Rows from a figure dataset
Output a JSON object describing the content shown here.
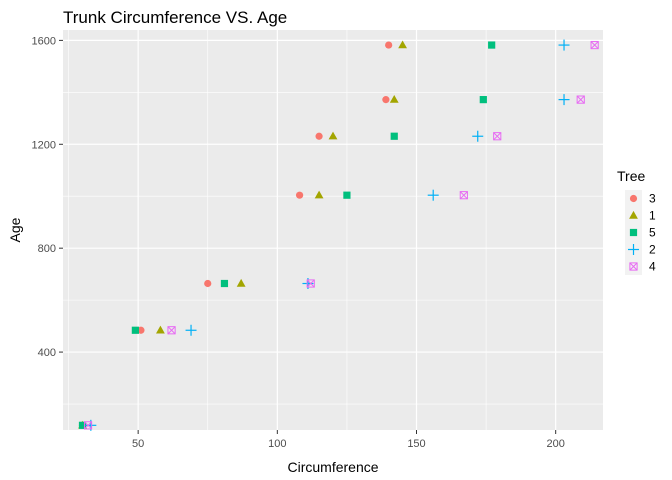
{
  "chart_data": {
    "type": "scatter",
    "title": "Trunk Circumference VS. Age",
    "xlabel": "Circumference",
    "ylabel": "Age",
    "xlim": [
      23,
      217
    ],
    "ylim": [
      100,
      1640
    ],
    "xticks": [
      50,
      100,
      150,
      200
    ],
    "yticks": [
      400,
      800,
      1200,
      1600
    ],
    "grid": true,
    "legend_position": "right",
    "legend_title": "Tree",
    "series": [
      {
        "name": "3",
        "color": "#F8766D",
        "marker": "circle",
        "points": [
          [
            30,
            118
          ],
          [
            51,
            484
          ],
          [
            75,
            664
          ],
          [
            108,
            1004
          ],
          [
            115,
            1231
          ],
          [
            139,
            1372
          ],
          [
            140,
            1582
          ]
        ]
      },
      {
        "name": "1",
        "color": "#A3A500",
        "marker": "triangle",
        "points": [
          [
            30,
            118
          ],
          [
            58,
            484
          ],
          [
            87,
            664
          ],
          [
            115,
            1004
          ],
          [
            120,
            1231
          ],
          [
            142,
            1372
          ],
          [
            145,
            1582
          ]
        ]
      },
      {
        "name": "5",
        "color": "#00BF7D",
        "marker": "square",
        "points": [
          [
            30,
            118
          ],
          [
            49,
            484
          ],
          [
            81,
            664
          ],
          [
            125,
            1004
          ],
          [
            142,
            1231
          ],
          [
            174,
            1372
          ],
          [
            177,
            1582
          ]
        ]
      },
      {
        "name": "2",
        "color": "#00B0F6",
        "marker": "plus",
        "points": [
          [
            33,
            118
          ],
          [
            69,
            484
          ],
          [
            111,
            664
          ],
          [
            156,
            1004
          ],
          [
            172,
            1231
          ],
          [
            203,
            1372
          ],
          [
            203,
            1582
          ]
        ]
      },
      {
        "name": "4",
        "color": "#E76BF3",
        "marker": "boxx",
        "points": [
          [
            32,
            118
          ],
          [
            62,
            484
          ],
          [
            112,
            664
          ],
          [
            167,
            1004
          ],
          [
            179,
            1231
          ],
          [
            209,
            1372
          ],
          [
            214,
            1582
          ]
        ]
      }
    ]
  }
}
---
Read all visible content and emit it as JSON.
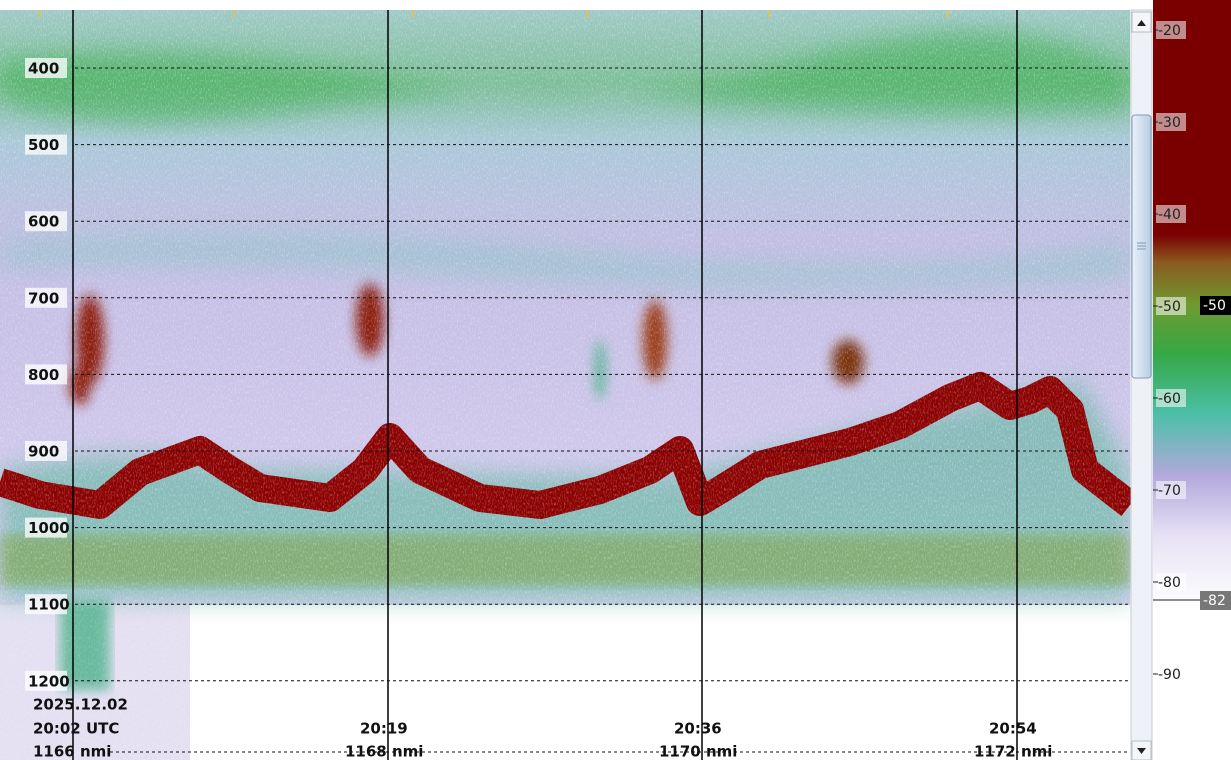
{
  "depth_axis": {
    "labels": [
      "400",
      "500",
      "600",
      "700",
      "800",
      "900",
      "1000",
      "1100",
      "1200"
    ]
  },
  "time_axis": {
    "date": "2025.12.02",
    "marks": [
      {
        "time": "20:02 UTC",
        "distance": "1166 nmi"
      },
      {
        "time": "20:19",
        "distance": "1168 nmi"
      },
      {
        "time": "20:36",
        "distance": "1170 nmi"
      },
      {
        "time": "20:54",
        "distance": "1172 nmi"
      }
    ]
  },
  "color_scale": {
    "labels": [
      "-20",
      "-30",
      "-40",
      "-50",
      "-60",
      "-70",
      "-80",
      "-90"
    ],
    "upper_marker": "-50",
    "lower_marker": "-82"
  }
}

• [THE TASK]
Give the number of lines containing the word "distance". No other answer is needed.

• [ANSWER BELOW]
4